Extract the records below word for word and ignore the images.

• • • • • • •

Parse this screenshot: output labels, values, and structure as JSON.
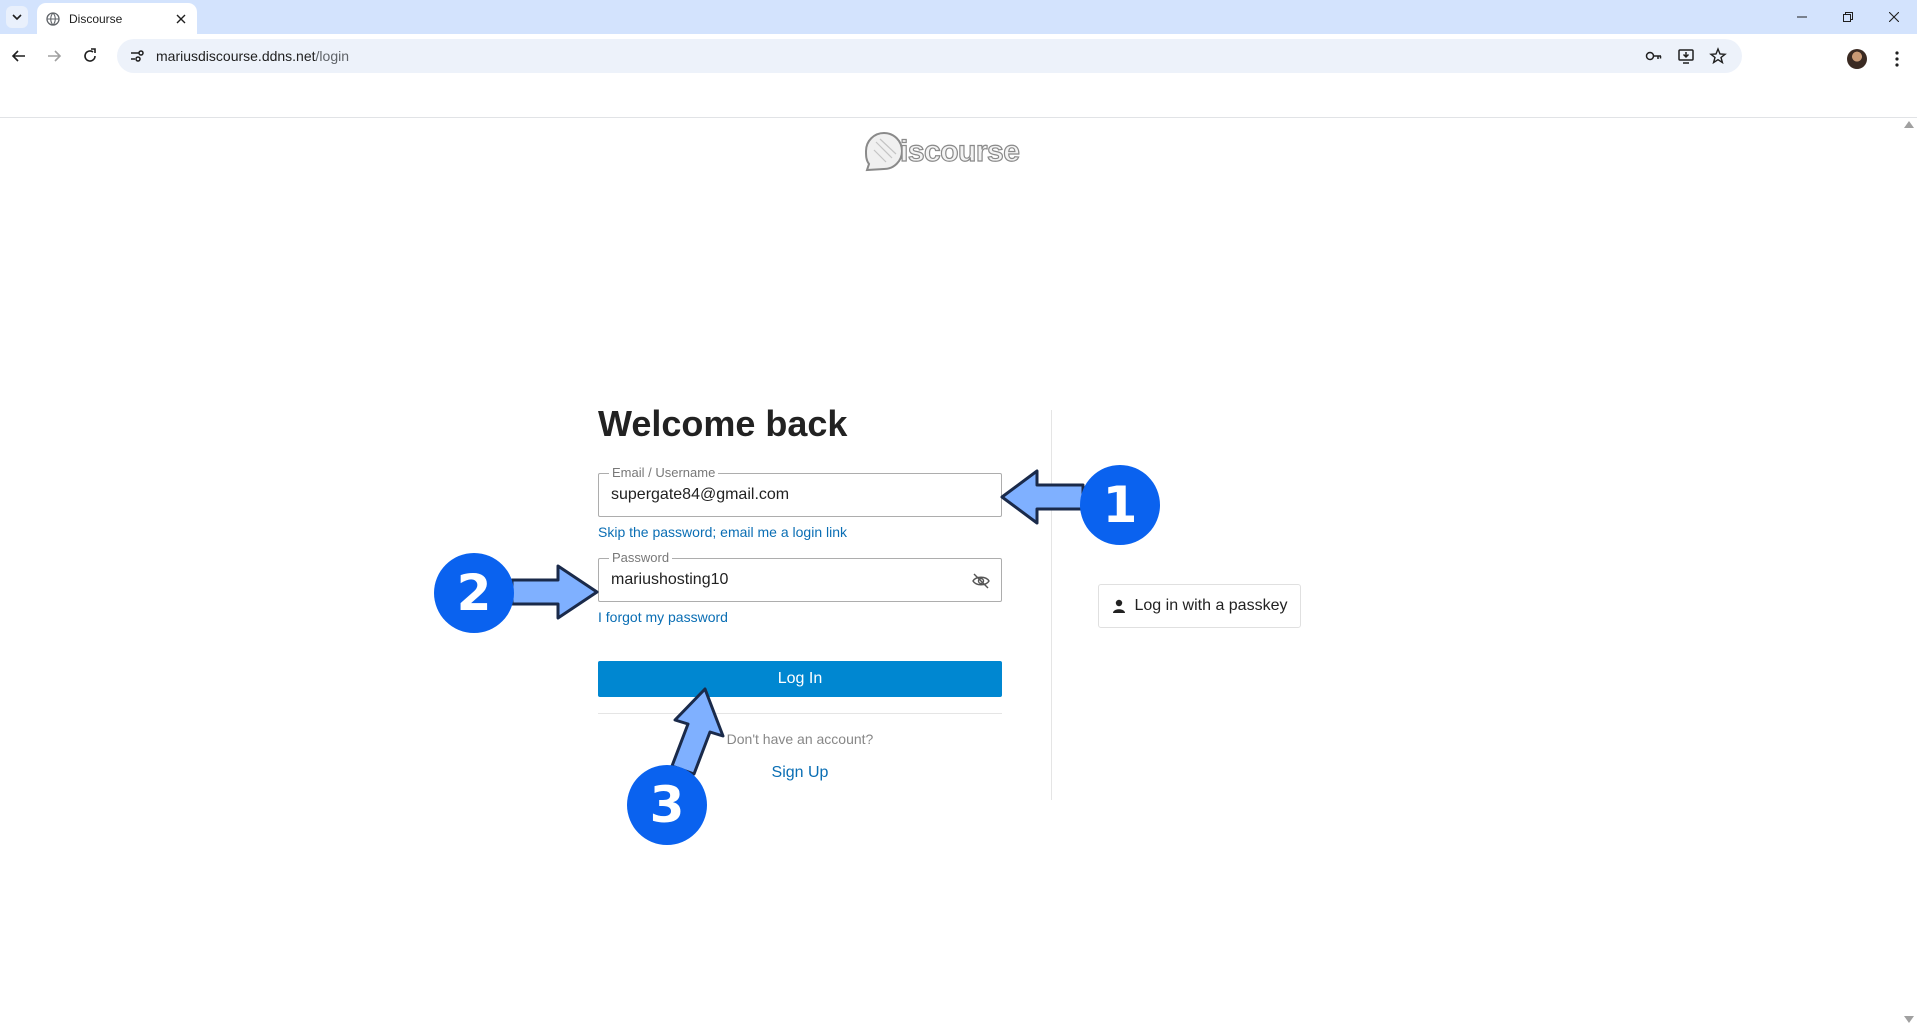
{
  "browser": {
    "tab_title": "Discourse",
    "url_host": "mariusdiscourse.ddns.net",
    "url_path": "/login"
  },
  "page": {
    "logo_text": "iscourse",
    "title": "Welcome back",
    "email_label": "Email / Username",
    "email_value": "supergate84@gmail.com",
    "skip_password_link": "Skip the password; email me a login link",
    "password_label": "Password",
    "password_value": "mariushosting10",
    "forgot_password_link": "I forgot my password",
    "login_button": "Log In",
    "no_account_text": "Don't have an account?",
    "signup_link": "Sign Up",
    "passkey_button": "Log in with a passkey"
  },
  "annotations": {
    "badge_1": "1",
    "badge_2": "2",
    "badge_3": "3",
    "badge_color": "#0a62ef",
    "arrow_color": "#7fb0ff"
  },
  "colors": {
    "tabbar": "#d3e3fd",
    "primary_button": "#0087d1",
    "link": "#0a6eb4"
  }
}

• • • • • • •

**Task result**
Parse this screenshot: output labels, values, and structure as JSON.
{
  "browser": {
    "tab_title": "Discourse",
    "url_host": "mariusdiscourse.ddns.net",
    "url_path": "/login"
  },
  "page": {
    "logo_text": "iscourse",
    "title": "Welcome back",
    "email_label": "Email / Username",
    "email_value": "supergate84@gmail.com",
    "skip_password_link": "Skip the password; email me a login link",
    "password_label": "Password",
    "password_value": "mariushosting10",
    "forgot_password_link": "I forgot my password",
    "login_button": "Log In",
    "no_account_text": "Don't have an account?",
    "signup_link": "Sign Up",
    "passkey_button": "Log in with a passkey"
  },
  "annotations": {
    "badge_1": "1",
    "badge_2": "2",
    "badge_3": "3",
    "badge_color": "#0a62ef",
    "arrow_color": "#7fb0ff"
  },
  "colors": {
    "tabbar": "#d3e3fd",
    "primary_button": "#0087d1",
    "link": "#0a6eb4"
  }
}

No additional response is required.